::: Material :::
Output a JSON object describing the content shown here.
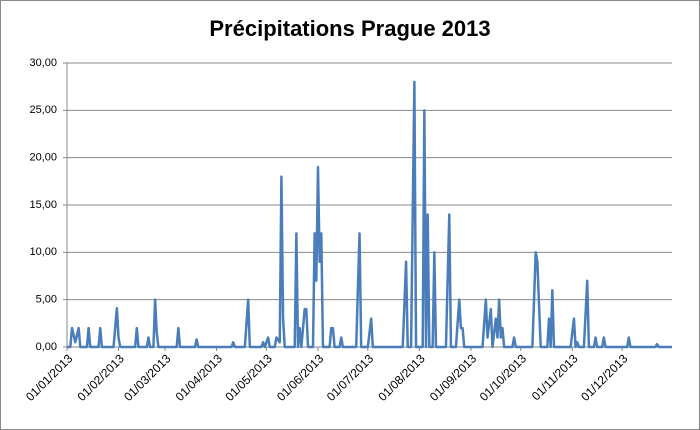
{
  "chart_data": {
    "type": "line",
    "title": "Précipitations Prague 2013",
    "x": [
      "01/01/2013",
      "03/01/2013",
      "04/01/2013",
      "06/01/2013",
      "08/01/2013",
      "09/01/2013",
      "13/01/2013",
      "14/01/2013",
      "15/01/2013",
      "20/01/2013",
      "21/01/2013",
      "22/01/2013",
      "29/01/2013",
      "31/01/2013",
      "01/02/2013",
      "02/02/2013",
      "11/02/2013",
      "12/02/2013",
      "13/02/2013",
      "18/02/2013",
      "19/02/2013",
      "20/02/2013",
      "22/02/2013",
      "23/02/2013",
      "24/02/2013",
      "25/02/2013",
      "08/03/2013",
      "09/03/2013",
      "10/03/2013",
      "19/03/2013",
      "20/03/2013",
      "21/03/2013",
      "10/04/2013",
      "11/04/2013",
      "12/04/2013",
      "18/04/2013",
      "20/04/2013",
      "21/04/2013",
      "28/04/2013",
      "29/04/2013",
      "30/04/2013",
      "02/05/2013",
      "03/05/2013",
      "06/05/2013",
      "07/05/2013",
      "09/05/2013",
      "10/05/2013",
      "11/05/2013",
      "12/05/2013",
      "18/05/2013",
      "19/05/2013",
      "20/05/2013",
      "21/05/2013",
      "22/05/2013",
      "24/05/2013",
      "25/05/2013",
      "26/05/2013",
      "29/05/2013",
      "30/05/2013",
      "31/05/2013",
      "01/06/2013",
      "02/06/2013",
      "03/06/2013",
      "04/06/2013",
      "08/06/2013",
      "09/06/2013",
      "10/06/2013",
      "11/06/2013",
      "14/06/2013",
      "15/06/2013",
      "16/06/2013",
      "24/06/2013",
      "26/06/2013",
      "27/06/2013",
      "01/07/2013",
      "03/07/2013",
      "04/07/2013",
      "22/07/2013",
      "24/07/2013",
      "25/07/2013",
      "27/07/2013",
      "29/07/2013",
      "30/07/2013",
      "03/08/2013",
      "04/08/2013",
      "05/08/2013",
      "06/08/2013",
      "07/08/2013",
      "09/08/2013",
      "10/08/2013",
      "11/08/2013",
      "17/08/2013",
      "19/08/2013",
      "20/08/2013",
      "23/08/2013",
      "25/08/2013",
      "26/08/2013",
      "27/08/2013",
      "28/08/2013",
      "08/09/2013",
      "10/09/2013",
      "11/09/2013",
      "13/09/2013",
      "14/09/2013",
      "16/09/2013",
      "17/09/2013",
      "18/09/2013",
      "19/09/2013",
      "20/09/2013",
      "21/09/2013",
      "26/09/2013",
      "27/09/2013",
      "28/09/2013",
      "08/10/2013",
      "10/10/2013",
      "11/10/2013",
      "13/10/2013",
      "17/10/2013",
      "18/10/2013",
      "19/10/2013",
      "20/10/2013",
      "21/10/2013",
      "31/10/2013",
      "02/11/2013",
      "03/11/2013",
      "04/11/2013",
      "05/11/2013",
      "08/11/2013",
      "10/11/2013",
      "11/11/2013",
      "14/11/2013",
      "15/11/2013",
      "16/11/2013",
      "19/11/2013",
      "20/11/2013",
      "21/11/2013",
      "04/12/2013",
      "05/12/2013",
      "06/12/2013",
      "21/12/2013",
      "22/12/2013",
      "23/12/2013",
      "31/12/2013"
    ],
    "series": [
      {
        "name": "Précipitations",
        "color": "#4a7ebb",
        "values": [
          0,
          0,
          2,
          0.5,
          2,
          0,
          0,
          2,
          0,
          0,
          2,
          0,
          0,
          4.1,
          1,
          0,
          0,
          2,
          0,
          0,
          1,
          0,
          0,
          5,
          1.5,
          0,
          0,
          2,
          0,
          0,
          0.8,
          0,
          0,
          0.5,
          0,
          0,
          5,
          0,
          0,
          0.5,
          0,
          1,
          0,
          0,
          1,
          0.5,
          18,
          3,
          0,
          0,
          12,
          0,
          2,
          0,
          4,
          4,
          0,
          0,
          12,
          7,
          19,
          9,
          12,
          0,
          0,
          2,
          2,
          0,
          0,
          1,
          0,
          0,
          12,
          0,
          0,
          3,
          0,
          0,
          9,
          0,
          0,
          28,
          0,
          0,
          25,
          0,
          14,
          0,
          0,
          10,
          0,
          0,
          14,
          0,
          0,
          5,
          2,
          2,
          0,
          0,
          5,
          1,
          4,
          0,
          3,
          1,
          5,
          1,
          2,
          0,
          0,
          1,
          0,
          0,
          10,
          9,
          0,
          0,
          3,
          0,
          6,
          0,
          0,
          3,
          0,
          0.5,
          0,
          0,
          7,
          0,
          0,
          1,
          0,
          0,
          1,
          0,
          0,
          1,
          0,
          0,
          0.3,
          0,
          0
        ]
      }
    ],
    "xlim": [
      "01/01/2013",
      "31/12/2013"
    ],
    "xticks": [
      "01/01/2013",
      "01/02/2013",
      "01/03/2013",
      "01/04/2013",
      "01/05/2013",
      "01/06/2013",
      "01/07/2013",
      "01/08/2013",
      "01/09/2013",
      "01/10/2013",
      "01/11/2013",
      "01/12/2013"
    ],
    "ylim": [
      0,
      30
    ],
    "yticks": [
      {
        "value": 0,
        "label": "0,00"
      },
      {
        "value": 5,
        "label": "5,00"
      },
      {
        "value": 10,
        "label": "10,00"
      },
      {
        "value": 15,
        "label": "15,00"
      },
      {
        "value": 20,
        "label": "20,00"
      },
      {
        "value": 25,
        "label": "25,00"
      },
      {
        "value": 30,
        "label": "30,00"
      }
    ],
    "grid": true
  }
}
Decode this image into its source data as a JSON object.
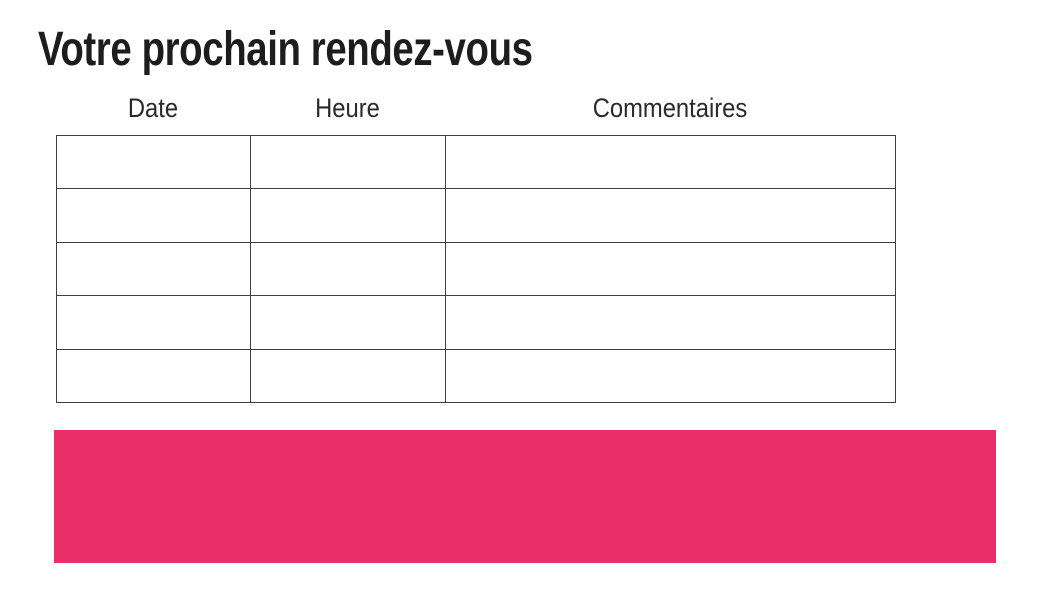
{
  "title": "Votre prochain rendez-vous",
  "table": {
    "columns": [
      "Date",
      "Heure",
      "Commentaires"
    ],
    "rows": [
      [
        "",
        "",
        ""
      ],
      [
        "",
        "",
        ""
      ],
      [
        "",
        "",
        ""
      ],
      [
        "",
        "",
        ""
      ],
      [
        "",
        "",
        ""
      ]
    ]
  },
  "banner": {
    "color": "#ea2e6a"
  },
  "colors": {
    "border": "#3f3f3f",
    "title_text": "#1d1d1d",
    "header_text": "#2a2a2a"
  }
}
:::
Copy, from the material above, each line in which the string "Précipitations" occurs.

    "title": "Précipitations Prague 2013",
        "name": "Précipitations",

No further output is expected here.